■ **Problem statement**:
Answer with one number only: the number of lines that include the word "показана".

══ Data to process ══

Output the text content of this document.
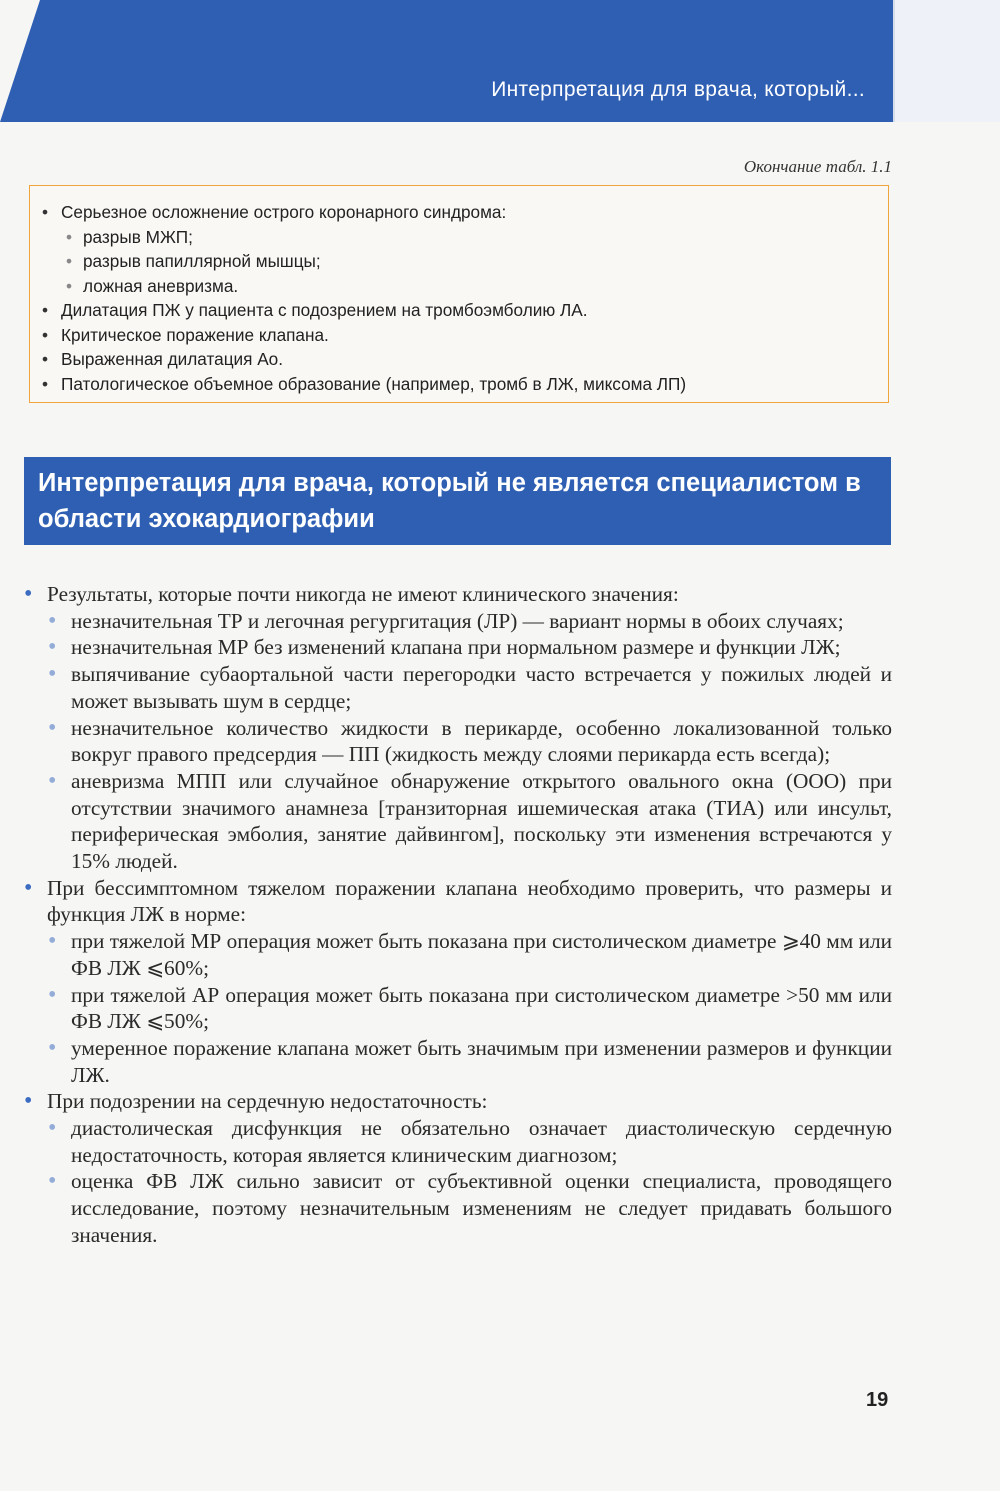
Интерпретация для врача, который...
Окончание табл. 1.1
• Серьезное осложнение острого коронарного синдрома:
• разрыв МЖП;
• разрыв папиллярной мышцы;
• ложная аневризма.
• Дилатация ПЖ у пациента с подозрением на тромбоэмболию ЛА.
• Критическое поражение клапана.
• Выраженная дилатация Ао.
• Патологическое объемное образование (например, тромб в ЛЖ, миксома ЛП)
Интерпретация для врача, который не является специалистом в области эхокардиографии
• Результаты, которые почти никогда не имеют клинического значения:
• незначительная ТР и легочная регургитация (ЛР) — вариант нормы в обоих случаях;
• незначительная МР без изменений клапана при нормальном размере и функции ЛЖ;
• выпячивание субаортальной части перегородки часто встречается у пожилых людей и может вызывать шум в сердце;
• незначительное количество жидкости в перикарде, особенно локализованной только вокруг правого предсердия — ПП (жидкость между слоями перикарда есть всегда);
• аневризма МПП или случайное обнаружение открытого овального окна (ООО) при отсутствии значимого анамнеза [транзиторная ишемическая атака (ТИА) или инсульт, периферическая эмболия, занятие дайвингом], поскольку эти изменения встречаются у 15% людей.
• При бессимптомном тяжелом поражении клапана необходимо проверить, что размеры и функция ЛЖ в норме:
• при тяжелой МР операция может быть показана при систолическом диаметре ⩾40 мм или ФВ ЛЖ ⩽60%;
• при тяжелой АР операция может быть показана при систолическом диаметре >50 мм или ФВ ЛЖ ⩽50%;
• умеренное поражение клапана может быть значимым при изменении размеров и функции ЛЖ.
• При подозрении на сердечную недостаточность:
• диастолическая дисфункция не обязательно означает диастолическую сердечную недостаточность, которая является клиническим диагнозом;
• оценка ФВ ЛЖ сильно зависит от субъективной оценки специалиста, проводящего исследование, поэтому незначительным изменениям не следует придавать большого значения.
19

═══

■ **The completed task**:
2